* START Provided records *

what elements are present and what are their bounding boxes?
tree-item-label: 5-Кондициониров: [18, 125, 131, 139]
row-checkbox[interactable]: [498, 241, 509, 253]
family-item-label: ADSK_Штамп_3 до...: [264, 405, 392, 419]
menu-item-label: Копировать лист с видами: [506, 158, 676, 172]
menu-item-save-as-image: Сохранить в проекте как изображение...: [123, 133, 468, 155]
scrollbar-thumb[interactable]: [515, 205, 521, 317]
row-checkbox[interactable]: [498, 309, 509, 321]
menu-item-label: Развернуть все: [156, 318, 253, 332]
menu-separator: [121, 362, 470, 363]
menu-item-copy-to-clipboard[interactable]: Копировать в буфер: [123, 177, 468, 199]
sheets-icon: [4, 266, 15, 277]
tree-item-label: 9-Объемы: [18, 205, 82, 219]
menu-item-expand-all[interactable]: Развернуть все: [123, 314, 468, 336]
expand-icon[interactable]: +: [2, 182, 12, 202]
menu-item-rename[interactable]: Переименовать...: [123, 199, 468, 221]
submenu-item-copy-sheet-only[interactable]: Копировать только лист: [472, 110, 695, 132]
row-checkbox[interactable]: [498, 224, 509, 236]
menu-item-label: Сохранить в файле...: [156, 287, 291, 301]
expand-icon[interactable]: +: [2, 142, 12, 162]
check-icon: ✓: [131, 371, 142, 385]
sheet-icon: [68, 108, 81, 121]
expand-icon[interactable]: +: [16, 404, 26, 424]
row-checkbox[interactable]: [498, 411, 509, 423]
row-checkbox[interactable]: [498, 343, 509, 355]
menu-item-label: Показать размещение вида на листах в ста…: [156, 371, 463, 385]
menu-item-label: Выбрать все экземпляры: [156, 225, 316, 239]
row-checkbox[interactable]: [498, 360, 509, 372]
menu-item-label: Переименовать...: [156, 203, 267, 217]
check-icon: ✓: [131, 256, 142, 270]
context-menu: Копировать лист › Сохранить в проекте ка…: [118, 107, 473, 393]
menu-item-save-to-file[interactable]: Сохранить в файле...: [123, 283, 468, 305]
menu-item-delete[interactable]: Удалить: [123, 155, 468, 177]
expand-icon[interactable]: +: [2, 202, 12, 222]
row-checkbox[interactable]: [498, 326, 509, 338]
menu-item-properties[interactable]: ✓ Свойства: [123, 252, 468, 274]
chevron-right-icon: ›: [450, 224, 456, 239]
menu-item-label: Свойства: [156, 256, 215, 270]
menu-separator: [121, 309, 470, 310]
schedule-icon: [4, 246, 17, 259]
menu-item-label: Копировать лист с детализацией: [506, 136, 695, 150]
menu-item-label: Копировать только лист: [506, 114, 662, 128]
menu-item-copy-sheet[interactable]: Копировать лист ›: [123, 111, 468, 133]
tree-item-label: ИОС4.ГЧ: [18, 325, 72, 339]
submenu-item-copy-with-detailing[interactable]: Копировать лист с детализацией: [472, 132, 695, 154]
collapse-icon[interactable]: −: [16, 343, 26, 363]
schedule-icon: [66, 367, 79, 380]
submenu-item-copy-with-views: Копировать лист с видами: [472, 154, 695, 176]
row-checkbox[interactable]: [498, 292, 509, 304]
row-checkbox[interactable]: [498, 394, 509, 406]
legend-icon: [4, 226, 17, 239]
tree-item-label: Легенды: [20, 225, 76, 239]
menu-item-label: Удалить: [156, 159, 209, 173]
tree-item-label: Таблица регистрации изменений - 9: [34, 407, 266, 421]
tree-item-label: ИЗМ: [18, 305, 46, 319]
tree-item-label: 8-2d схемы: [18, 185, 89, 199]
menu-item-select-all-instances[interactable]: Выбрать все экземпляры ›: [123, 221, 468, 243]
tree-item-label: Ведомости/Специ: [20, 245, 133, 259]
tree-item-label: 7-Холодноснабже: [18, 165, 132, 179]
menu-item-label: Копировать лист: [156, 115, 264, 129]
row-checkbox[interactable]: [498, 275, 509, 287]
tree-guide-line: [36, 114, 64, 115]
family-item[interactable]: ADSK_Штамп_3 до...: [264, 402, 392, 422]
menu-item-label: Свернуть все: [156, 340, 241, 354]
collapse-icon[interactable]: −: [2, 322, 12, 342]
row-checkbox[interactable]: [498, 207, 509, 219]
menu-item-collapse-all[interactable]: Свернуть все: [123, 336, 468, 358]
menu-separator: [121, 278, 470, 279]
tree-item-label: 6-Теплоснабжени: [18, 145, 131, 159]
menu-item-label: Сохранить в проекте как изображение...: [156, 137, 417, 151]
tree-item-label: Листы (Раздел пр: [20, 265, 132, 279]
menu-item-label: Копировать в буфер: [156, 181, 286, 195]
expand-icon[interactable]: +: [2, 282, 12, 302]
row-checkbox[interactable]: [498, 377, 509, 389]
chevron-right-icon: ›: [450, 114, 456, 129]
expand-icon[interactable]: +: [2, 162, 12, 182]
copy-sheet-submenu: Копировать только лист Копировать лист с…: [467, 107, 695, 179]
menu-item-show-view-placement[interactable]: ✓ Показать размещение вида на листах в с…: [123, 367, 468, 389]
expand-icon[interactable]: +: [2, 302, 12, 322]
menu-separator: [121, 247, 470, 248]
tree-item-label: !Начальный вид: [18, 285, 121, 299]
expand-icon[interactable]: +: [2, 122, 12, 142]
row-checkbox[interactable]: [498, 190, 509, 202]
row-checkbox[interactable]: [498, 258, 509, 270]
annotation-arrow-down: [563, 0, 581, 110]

* END Provided records *

Task prompt
Reproduce the records verbatim, starting at the first line and ending at the line that contains "family-item-label: ADSK_Штамп_3 до...: [264, 405, 392, 419]".

Solution to this problem
what elements are present and what are their bounding boxes?
tree-item-label: 5-Кондициониров: [18, 125, 131, 139]
row-checkbox[interactable]: [498, 241, 509, 253]
family-item-label: ADSK_Штамп_3 до...: [264, 405, 392, 419]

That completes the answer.